Records excerpted from a collection:

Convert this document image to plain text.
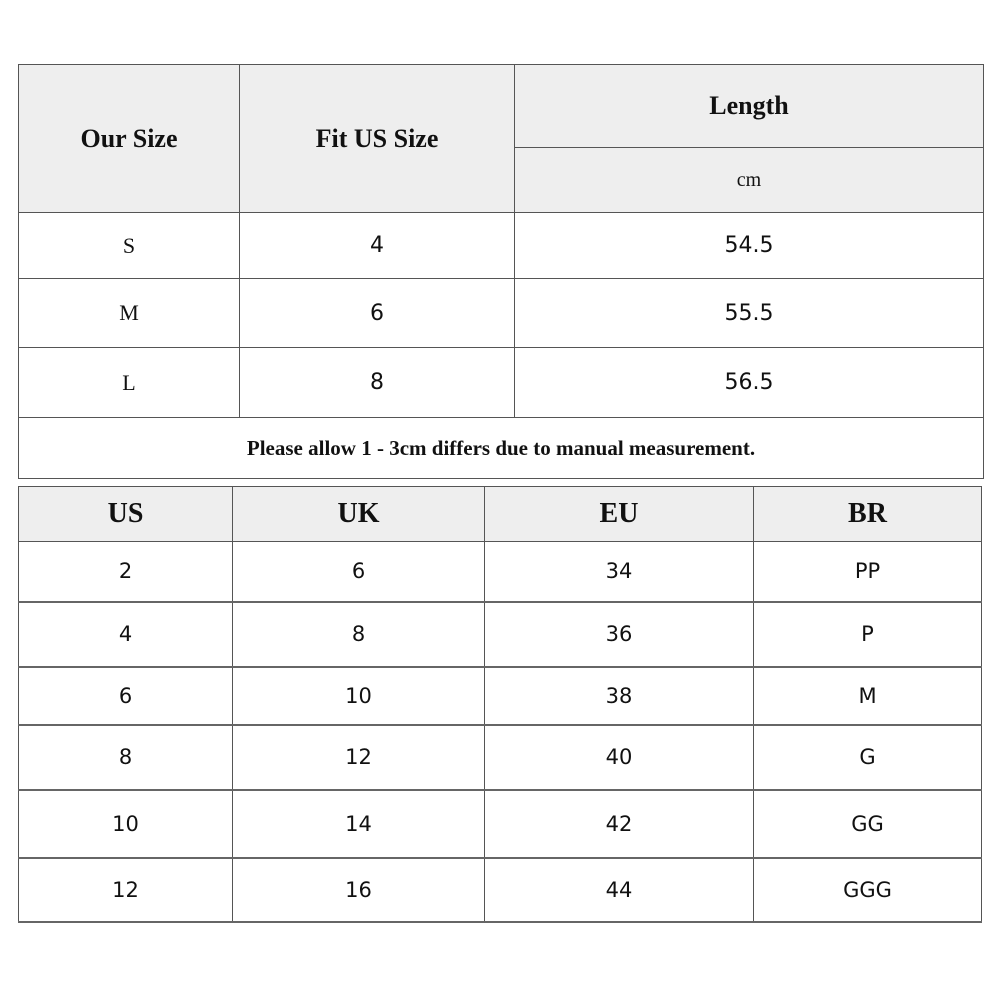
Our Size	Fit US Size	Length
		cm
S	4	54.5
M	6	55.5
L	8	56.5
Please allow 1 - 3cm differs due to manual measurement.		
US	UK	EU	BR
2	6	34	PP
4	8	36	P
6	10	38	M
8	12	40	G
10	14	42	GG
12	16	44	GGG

_PROBLEM DETAILS_:
Without the pictures, copy the material exactly as given.

_FINAL RESULT_:
Convert this document image to plain text.
Our Size	Fit US Size	Length
		cm
S	4	54.5
M	6	55.5
L	8	56.5
Please allow 1 - 3cm differs due to manual measurement.		
US	UK	EU	BR
2	6	34	PP
4	8	36	P
6	10	38	M
8	12	40	G
10	14	42	GG
12	16	44	GGG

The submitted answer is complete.